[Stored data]
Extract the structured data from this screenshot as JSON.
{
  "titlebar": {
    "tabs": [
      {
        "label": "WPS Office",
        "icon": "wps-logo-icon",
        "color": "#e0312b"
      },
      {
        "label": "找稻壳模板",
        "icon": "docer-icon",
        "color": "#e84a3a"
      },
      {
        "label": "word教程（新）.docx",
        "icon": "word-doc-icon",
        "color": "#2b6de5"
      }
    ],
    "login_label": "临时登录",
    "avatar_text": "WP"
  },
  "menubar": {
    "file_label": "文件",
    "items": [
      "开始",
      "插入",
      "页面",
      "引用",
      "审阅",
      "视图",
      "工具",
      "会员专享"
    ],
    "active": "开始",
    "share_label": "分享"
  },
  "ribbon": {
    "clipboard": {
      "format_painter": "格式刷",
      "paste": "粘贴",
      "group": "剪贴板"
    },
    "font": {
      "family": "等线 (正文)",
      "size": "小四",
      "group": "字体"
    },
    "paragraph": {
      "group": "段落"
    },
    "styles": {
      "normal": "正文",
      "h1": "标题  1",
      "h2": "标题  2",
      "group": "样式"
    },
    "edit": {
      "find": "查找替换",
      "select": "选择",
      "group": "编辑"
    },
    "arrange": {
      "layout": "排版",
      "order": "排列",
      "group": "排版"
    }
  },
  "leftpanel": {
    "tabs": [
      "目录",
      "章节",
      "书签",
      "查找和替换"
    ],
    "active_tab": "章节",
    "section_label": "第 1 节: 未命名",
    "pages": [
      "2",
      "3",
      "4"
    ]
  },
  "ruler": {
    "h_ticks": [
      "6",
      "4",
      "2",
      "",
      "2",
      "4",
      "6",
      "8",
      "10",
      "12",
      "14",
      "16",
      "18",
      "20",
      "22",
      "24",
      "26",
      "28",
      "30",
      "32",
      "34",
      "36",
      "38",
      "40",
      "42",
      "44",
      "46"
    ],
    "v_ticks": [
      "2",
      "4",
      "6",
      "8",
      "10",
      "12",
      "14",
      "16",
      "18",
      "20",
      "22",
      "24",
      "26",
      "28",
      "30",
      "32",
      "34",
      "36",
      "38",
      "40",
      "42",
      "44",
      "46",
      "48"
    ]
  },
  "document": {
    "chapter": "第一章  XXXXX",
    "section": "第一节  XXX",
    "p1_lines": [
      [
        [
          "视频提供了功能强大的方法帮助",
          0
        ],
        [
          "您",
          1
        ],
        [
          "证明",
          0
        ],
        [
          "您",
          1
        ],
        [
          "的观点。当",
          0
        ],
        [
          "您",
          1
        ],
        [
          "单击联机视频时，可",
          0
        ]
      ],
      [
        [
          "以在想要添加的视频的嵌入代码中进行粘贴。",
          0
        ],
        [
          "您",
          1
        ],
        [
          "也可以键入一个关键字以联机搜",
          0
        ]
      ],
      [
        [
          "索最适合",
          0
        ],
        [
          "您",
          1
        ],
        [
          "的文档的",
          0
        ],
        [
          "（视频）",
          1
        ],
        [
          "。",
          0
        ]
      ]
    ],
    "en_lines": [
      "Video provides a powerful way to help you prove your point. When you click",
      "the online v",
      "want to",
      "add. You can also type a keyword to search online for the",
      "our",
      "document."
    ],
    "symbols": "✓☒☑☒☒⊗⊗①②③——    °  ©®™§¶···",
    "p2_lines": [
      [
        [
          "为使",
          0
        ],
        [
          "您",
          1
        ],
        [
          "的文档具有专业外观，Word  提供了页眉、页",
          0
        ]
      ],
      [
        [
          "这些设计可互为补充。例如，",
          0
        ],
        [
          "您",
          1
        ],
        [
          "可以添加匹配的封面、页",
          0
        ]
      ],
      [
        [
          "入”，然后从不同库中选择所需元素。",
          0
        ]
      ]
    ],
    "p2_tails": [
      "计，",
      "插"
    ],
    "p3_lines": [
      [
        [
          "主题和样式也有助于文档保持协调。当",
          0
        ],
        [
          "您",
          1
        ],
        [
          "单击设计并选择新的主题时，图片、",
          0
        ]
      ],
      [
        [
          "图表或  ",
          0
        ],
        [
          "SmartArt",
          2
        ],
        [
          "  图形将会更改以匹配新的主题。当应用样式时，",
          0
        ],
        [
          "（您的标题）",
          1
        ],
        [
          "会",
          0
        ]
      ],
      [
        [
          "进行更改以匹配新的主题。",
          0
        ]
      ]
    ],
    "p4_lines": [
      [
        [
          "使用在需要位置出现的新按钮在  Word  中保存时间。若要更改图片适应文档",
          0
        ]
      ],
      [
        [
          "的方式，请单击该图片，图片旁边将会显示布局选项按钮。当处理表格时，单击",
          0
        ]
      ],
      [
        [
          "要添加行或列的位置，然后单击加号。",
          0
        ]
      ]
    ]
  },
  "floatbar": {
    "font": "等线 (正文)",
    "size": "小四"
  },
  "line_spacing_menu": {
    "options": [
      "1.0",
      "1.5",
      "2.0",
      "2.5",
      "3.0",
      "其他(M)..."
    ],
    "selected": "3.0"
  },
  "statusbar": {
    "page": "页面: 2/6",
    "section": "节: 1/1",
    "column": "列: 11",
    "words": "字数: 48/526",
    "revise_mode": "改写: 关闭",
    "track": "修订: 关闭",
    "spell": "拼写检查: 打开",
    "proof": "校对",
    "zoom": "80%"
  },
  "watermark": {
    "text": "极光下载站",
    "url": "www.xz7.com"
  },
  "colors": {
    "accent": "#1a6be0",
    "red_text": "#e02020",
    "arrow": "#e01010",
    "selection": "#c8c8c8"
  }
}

- **Direction**: Quote the material exactly, leaving nothing out.

- **Exercise result**:
Extract the structured data from this screenshot as JSON.
{
  "titlebar": {
    "tabs": [
      {
        "label": "WPS Office",
        "icon": "wps-logo-icon",
        "color": "#e0312b"
      },
      {
        "label": "找稻壳模板",
        "icon": "docer-icon",
        "color": "#e84a3a"
      },
      {
        "label": "word教程（新）.docx",
        "icon": "word-doc-icon",
        "color": "#2b6de5"
      }
    ],
    "login_label": "临时登录",
    "avatar_text": "WP"
  },
  "menubar": {
    "file_label": "文件",
    "items": [
      "开始",
      "插入",
      "页面",
      "引用",
      "审阅",
      "视图",
      "工具",
      "会员专享"
    ],
    "active": "开始",
    "share_label": "分享"
  },
  "ribbon": {
    "clipboard": {
      "format_painter": "格式刷",
      "paste": "粘贴",
      "group": "剪贴板"
    },
    "font": {
      "family": "等线 (正文)",
      "size": "小四",
      "group": "字体"
    },
    "paragraph": {
      "group": "段落"
    },
    "styles": {
      "normal": "正文",
      "h1": "标题  1",
      "h2": "标题  2",
      "group": "样式"
    },
    "edit": {
      "find": "查找替换",
      "select": "选择",
      "group": "编辑"
    },
    "arrange": {
      "layout": "排版",
      "order": "排列",
      "group": "排版"
    }
  },
  "leftpanel": {
    "tabs": [
      "目录",
      "章节",
      "书签",
      "查找和替换"
    ],
    "active_tab": "章节",
    "section_label": "第 1 节: 未命名",
    "pages": [
      "2",
      "3",
      "4"
    ]
  },
  "ruler": {
    "h_ticks": [
      "6",
      "4",
      "2",
      "",
      "2",
      "4",
      "6",
      "8",
      "10",
      "12",
      "14",
      "16",
      "18",
      "20",
      "22",
      "24",
      "26",
      "28",
      "30",
      "32",
      "34",
      "36",
      "38",
      "40",
      "42",
      "44",
      "46"
    ],
    "v_ticks": [
      "2",
      "4",
      "6",
      "8",
      "10",
      "12",
      "14",
      "16",
      "18",
      "20",
      "22",
      "24",
      "26",
      "28",
      "30",
      "32",
      "34",
      "36",
      "38",
      "40",
      "42",
      "44",
      "46",
      "48"
    ]
  },
  "document": {
    "chapter": "第一章  XXXXX",
    "section": "第一节  XXX",
    "p1_lines": [
      [
        [
          "视频提供了功能强大的方法帮助",
          0
        ],
        [
          "您",
          1
        ],
        [
          "证明",
          0
        ],
        [
          "您",
          1
        ],
        [
          "的观点。当",
          0
        ],
        [
          "您",
          1
        ],
        [
          "单击联机视频时，可",
          0
        ]
      ],
      [
        [
          "以在想要添加的视频的嵌入代码中进行粘贴。",
          0
        ],
        [
          "您",
          1
        ],
        [
          "也可以键入一个关键字以联机搜",
          0
        ]
      ],
      [
        [
          "索最适合",
          0
        ],
        [
          "您",
          1
        ],
        [
          "的文档的",
          0
        ],
        [
          "（视频）",
          1
        ],
        [
          "。",
          0
        ]
      ]
    ],
    "en_lines": [
      "Video provides a powerful way to help you prove your point. When you click",
      "the online v",
      "want to",
      "add. You can also type a keyword to search online for the",
      "our",
      "document."
    ],
    "symbols": "✓☒☑☒☒⊗⊗①②③——    °  ©®™§¶···",
    "p2_lines": [
      [
        [
          "为使",
          0
        ],
        [
          "您",
          1
        ],
        [
          "的文档具有专业外观，Word  提供了页眉、页",
          0
        ]
      ],
      [
        [
          "这些设计可互为补充。例如，",
          0
        ],
        [
          "您",
          1
        ],
        [
          "可以添加匹配的封面、页",
          0
        ]
      ],
      [
        [
          "入”，然后从不同库中选择所需元素。",
          0
        ]
      ]
    ],
    "p2_tails": [
      "计，",
      "插"
    ],
    "p3_lines": [
      [
        [
          "主题和样式也有助于文档保持协调。当",
          0
        ],
        [
          "您",
          1
        ],
        [
          "单击设计并选择新的主题时，图片、",
          0
        ]
      ],
      [
        [
          "图表或  ",
          0
        ],
        [
          "SmartArt",
          2
        ],
        [
          "  图形将会更改以匹配新的主题。当应用样式时，",
          0
        ],
        [
          "（您的标题）",
          1
        ],
        [
          "会",
          0
        ]
      ],
      [
        [
          "进行更改以匹配新的主题。",
          0
        ]
      ]
    ],
    "p4_lines": [
      [
        [
          "使用在需要位置出现的新按钮在  Word  中保存时间。若要更改图片适应文档",
          0
        ]
      ],
      [
        [
          "的方式，请单击该图片，图片旁边将会显示布局选项按钮。当处理表格时，单击",
          0
        ]
      ],
      [
        [
          "要添加行或列的位置，然后单击加号。",
          0
        ]
      ]
    ]
  },
  "floatbar": {
    "font": "等线 (正文)",
    "size": "小四"
  },
  "line_spacing_menu": {
    "options": [
      "1.0",
      "1.5",
      "2.0",
      "2.5",
      "3.0",
      "其他(M)..."
    ],
    "selected": "3.0"
  },
  "statusbar": {
    "page": "页面: 2/6",
    "section": "节: 1/1",
    "column": "列: 11",
    "words": "字数: 48/526",
    "revise_mode": "改写: 关闭",
    "track": "修订: 关闭",
    "spell": "拼写检查: 打开",
    "proof": "校对",
    "zoom": "80%"
  },
  "watermark": {
    "text": "极光下载站",
    "url": "www.xz7.com"
  },
  "colors": {
    "accent": "#1a6be0",
    "red_text": "#e02020",
    "arrow": "#e01010",
    "selection": "#c8c8c8"
  }
}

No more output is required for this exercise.